>> begin MATERIAL SUPPLIED

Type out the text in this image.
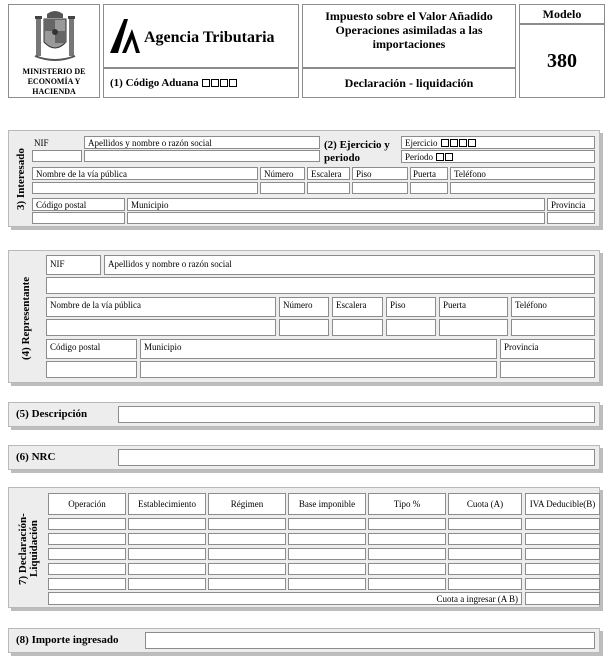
MINISTERIO DE ECONOMÍA Y HACIENDA
Agencia Tributaria
(1) Código Aduana
Impuesto sobre el Valor Añadido Operaciones asimiladas a las importaciones
Declaración - liquidación
Modelo
380
3) Interesado
NIF	Apellidos y nombre o razón social	(2) Ejercicio y periodo
Ejercicio
Período
Nombre de la vía pública	Número Escalera Piso	Puerta Teléfono
Código postal	Municipio	Provincia
(4) Representante
NIF	Apellidos y nombre o razón social
Nombre de la vía pública	Número	Escalera	Piso	Puerta	Teléfono
Código postal	Municipio	Provincia
(5) Descripción
(6) NRC
7) Declaración-Liquidación
Operación	Establecimiento	Régimen	Base imponible	Tipo %	Cuota (A)	IVA Deducible(B)
Cuota a ingresar (A B)
(8) Importe ingresado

>> end MATERIAL SUPPLIED

Your task is to return the entries above exactly, with no pictures.

Type out the text in this image.
MINISTERIO DE ECONOMÍA Y HACIENDA
Agencia Tributaria
(1) Código Aduana
Impuesto sobre el Valor Añadido Operaciones asimiladas a las importaciones
Declaración - liquidación
Modelo
380
3) Interesado
NIF	Apellidos y nombre o razón social	(2) Ejercicio y periodo
Ejercicio
Período
Nombre de la vía pública	Número Escalera Piso	Puerta Teléfono
Código postal	Municipio	Provincia
(4) Representante
NIF	Apellidos y nombre o razón social
Nombre de la vía pública	Número	Escalera	Piso	Puerta	Teléfono
Código postal	Municipio	Provincia
(5) Descripción
(6) NRC
7) Declaración-Liquidación
Operación	Establecimiento	Régimen	Base imponible	Tipo %	Cuota (A)	IVA Deducible(B)
Cuota a ingresar (A B)
(8) Importe ingresado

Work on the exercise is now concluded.